Written exercise
Select the lines below containing the word "text".

Dataset records on visual material
** start **
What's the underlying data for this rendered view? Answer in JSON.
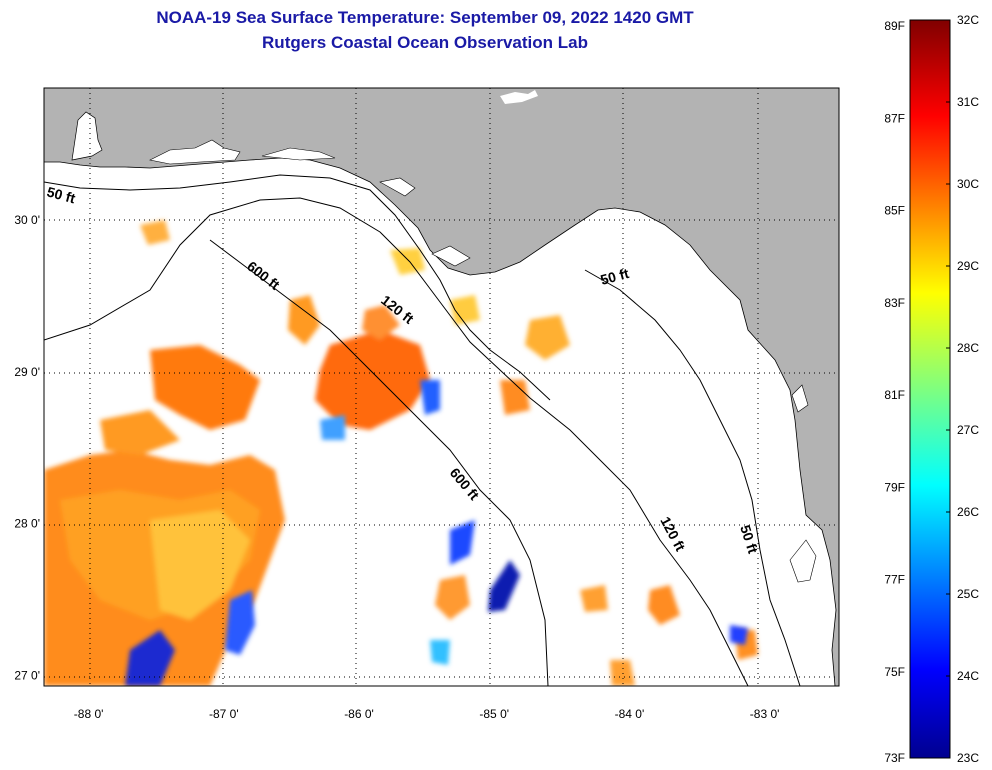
{
  "title_line1": "NOAA-19 Sea Surface Temperature:  September 09, 2022 1420 GMT",
  "title_line2": "Rutgers Coastal Ocean Observation Lab",
  "lat_labels": [
    {
      "value": 30,
      "text": "30 0'"
    },
    {
      "value": 29,
      "text": "29 0'"
    },
    {
      "value": 28,
      "text": "28 0'"
    },
    {
      "value": 27,
      "text": "27 0'"
    }
  ],
  "lon_labels": [
    {
      "value": -88,
      "text": "-88 0'"
    },
    {
      "value": -87,
      "text": "-87 0'"
    },
    {
      "value": -86,
      "text": "-86 0'"
    },
    {
      "value": -85,
      "text": "-85 0'"
    },
    {
      "value": -84,
      "text": "-84 0'"
    },
    {
      "value": -83,
      "text": "-83 0'"
    }
  ],
  "map_extent": {
    "lon_min": -88.33,
    "lon_max": -82.45,
    "lat_min": 26.93,
    "lat_max": 30.87
  },
  "depth_contours": [
    "50 ft",
    "600 ft",
    "120 ft",
    "600 ft",
    "50 ft",
    "120 ft",
    "50 ft"
  ],
  "colorbar": {
    "fahrenheit": [
      "89F",
      "87F",
      "85F",
      "83F",
      "81F",
      "79F",
      "77F",
      "75F",
      "73F"
    ],
    "celsius": [
      "32C",
      "31C",
      "30C",
      "29C",
      "28C",
      "27C",
      "26C",
      "25C",
      "24C",
      "23C"
    ],
    "celsius_range": [
      23,
      32
    ]
  },
  "colors": {
    "title": "#1a1aa6",
    "land": "#b3b3b3",
    "ocean_no_data": "#ffffff"
  }
}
** end **
Written solution
      "text": "30 0'"
      "text": "29 0'"
      "text": "28 0'"
      "text": "27 0'"
      "text": "-88 0'"
      "text": "-87 0'"
      "text": "-86 0'"
      "text": "-85 0'"
      "text": "-84 0'"
      "text": "-83 0'"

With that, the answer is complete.